→ **Objective**
Reproduce the listing below word for word, with no pictures.
+ + + + +
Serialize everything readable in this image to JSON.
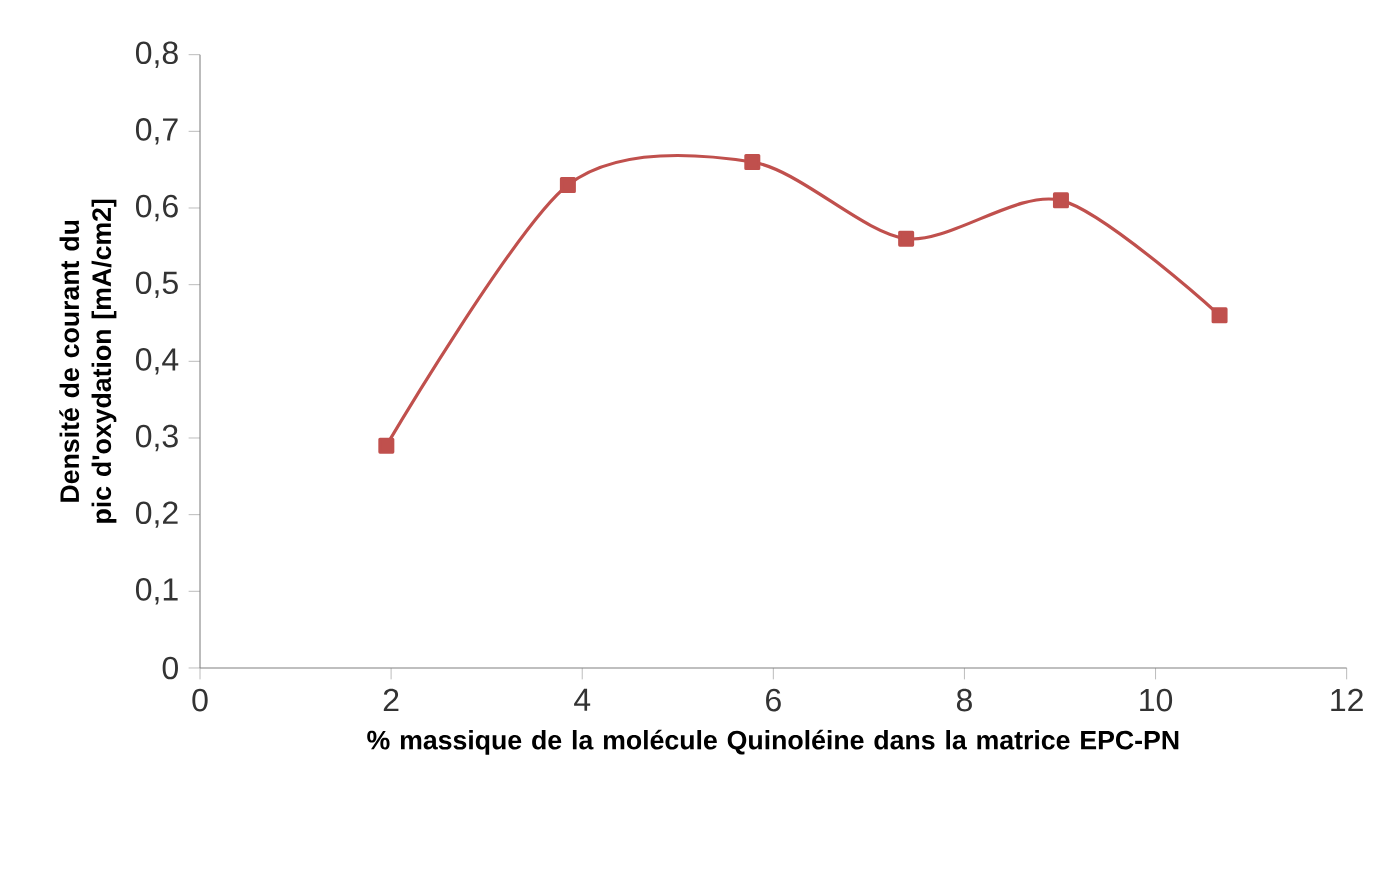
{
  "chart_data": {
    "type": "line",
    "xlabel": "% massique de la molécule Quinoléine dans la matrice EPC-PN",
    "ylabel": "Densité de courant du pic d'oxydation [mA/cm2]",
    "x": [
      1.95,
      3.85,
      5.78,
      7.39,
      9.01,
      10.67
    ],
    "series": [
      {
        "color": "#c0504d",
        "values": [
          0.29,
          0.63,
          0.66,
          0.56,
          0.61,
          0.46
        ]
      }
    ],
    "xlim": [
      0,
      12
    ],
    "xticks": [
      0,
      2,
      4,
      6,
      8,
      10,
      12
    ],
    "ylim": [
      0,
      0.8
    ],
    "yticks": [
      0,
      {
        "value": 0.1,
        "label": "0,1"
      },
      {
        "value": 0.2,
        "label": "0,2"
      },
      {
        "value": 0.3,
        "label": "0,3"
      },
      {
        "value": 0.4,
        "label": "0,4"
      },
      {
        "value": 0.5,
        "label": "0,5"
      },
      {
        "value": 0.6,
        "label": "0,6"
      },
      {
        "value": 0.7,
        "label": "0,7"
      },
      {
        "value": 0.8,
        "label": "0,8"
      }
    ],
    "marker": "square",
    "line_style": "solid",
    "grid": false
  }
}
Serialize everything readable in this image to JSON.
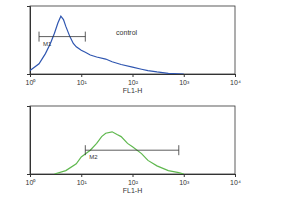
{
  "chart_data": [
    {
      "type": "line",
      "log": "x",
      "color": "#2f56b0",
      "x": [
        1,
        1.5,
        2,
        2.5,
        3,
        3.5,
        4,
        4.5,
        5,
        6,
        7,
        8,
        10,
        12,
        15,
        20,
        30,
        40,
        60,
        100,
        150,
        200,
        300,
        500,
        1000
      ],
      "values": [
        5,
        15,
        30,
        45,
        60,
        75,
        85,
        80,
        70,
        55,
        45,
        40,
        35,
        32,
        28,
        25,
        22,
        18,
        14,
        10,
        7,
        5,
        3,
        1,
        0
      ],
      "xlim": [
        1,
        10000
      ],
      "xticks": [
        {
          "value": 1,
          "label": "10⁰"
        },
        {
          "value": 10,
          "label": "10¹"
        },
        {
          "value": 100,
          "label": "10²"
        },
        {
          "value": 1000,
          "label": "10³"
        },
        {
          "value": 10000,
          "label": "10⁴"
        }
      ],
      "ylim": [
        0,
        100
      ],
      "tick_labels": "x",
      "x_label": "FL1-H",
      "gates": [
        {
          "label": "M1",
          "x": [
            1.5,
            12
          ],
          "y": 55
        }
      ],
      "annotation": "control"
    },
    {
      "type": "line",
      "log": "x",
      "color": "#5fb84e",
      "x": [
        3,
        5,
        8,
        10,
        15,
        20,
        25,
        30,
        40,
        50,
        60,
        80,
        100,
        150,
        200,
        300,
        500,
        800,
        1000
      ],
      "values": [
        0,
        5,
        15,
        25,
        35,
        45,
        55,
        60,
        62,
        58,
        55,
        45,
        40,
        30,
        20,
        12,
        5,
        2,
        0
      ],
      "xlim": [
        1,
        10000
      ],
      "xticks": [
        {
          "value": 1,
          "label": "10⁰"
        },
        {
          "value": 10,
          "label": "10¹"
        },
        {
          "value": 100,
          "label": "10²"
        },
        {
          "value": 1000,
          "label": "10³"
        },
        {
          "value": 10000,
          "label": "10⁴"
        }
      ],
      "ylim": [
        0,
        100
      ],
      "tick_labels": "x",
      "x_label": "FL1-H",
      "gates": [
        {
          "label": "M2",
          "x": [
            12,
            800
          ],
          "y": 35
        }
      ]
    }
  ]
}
+ + + + +
→ **Exercise response**
Serialize everything readable in this image to JSON.
{
  "chart_data": {
    "type": "line",
    "xlabel": "% massique de la molécule Quinoléine dans la matrice EPC-PN",
    "ylabel": "Densité de courant du pic d'oxydation [mA/cm2]",
    "x": [
      1.95,
      3.85,
      5.78,
      7.39,
      9.01,
      10.67
    ],
    "series": [
      {
        "color": "#c0504d",
        "values": [
          0.29,
          0.63,
          0.66,
          0.56,
          0.61,
          0.46
        ]
      }
    ],
    "xlim": [
      0,
      12
    ],
    "xticks": [
      0,
      2,
      4,
      6,
      8,
      10,
      12
    ],
    "ylim": [
      0,
      0.8
    ],
    "yticks": [
      0,
      {
        "value": 0.1,
        "label": "0,1"
      },
      {
        "value": 0.2,
        "label": "0,2"
      },
      {
        "value": 0.3,
        "label": "0,3"
      },
      {
        "value": 0.4,
        "label": "0,4"
      },
      {
        "value": 0.5,
        "label": "0,5"
      },
      {
        "value": 0.6,
        "label": "0,6"
      },
      {
        "value": 0.7,
        "label": "0,7"
      },
      {
        "value": 0.8,
        "label": "0,8"
      }
    ],
    "marker": "square",
    "line_style": "solid",
    "grid": false
  }
}
Serialize everything readable in this image to JSON.
{
  "chart_data": [
    {
      "type": "line",
      "log": "x",
      "color": "#2f56b0",
      "x": [
        1,
        1.5,
        2,
        2.5,
        3,
        3.5,
        4,
        4.5,
        5,
        6,
        7,
        8,
        10,
        12,
        15,
        20,
        30,
        40,
        60,
        100,
        150,
        200,
        300,
        500,
        1000
      ],
      "values": [
        5,
        15,
        30,
        45,
        60,
        75,
        85,
        80,
        70,
        55,
        45,
        40,
        35,
        32,
        28,
        25,
        22,
        18,
        14,
        10,
        7,
        5,
        3,
        1,
        0
      ],
      "xlim": [
        1,
        10000
      ],
      "xticks": [
        {
          "value": 1,
          "label": "10⁰"
        },
        {
          "value": 10,
          "label": "10¹"
        },
        {
          "value": 100,
          "label": "10²"
        },
        {
          "value": 1000,
          "label": "10³"
        },
        {
          "value": 10000,
          "label": "10⁴"
        }
      ],
      "ylim": [
        0,
        100
      ],
      "tick_labels": "x",
      "x_label": "FL1-H",
      "gates": [
        {
          "label": "M1",
          "x": [
            1.5,
            12
          ],
          "y": 55
        }
      ],
      "annotation": "control"
    },
    {
      "type": "line",
      "log": "x",
      "color": "#5fb84e",
      "x": [
        3,
        5,
        8,
        10,
        15,
        20,
        25,
        30,
        40,
        50,
        60,
        80,
        100,
        150,
        200,
        300,
        500,
        800,
        1000
      ],
      "values": [
        0,
        5,
        15,
        25,
        35,
        45,
        55,
        60,
        62,
        58,
        55,
        45,
        40,
        30,
        20,
        12,
        5,
        2,
        0
      ],
      "xlim": [
        1,
        10000
      ],
      "xticks": [
        {
          "value": 1,
          "label": "10⁰"
        },
        {
          "value": 10,
          "label": "10¹"
        },
        {
          "value": 100,
          "label": "10²"
        },
        {
          "value": 1000,
          "label": "10³"
        },
        {
          "value": 10000,
          "label": "10⁴"
        }
      ],
      "ylim": [
        0,
        100
      ],
      "tick_labels": "x",
      "x_label": "FL1-H",
      "gates": [
        {
          "label": "M2",
          "x": [
            12,
            800
          ],
          "y": 35
        }
      ]
    }
  ]
}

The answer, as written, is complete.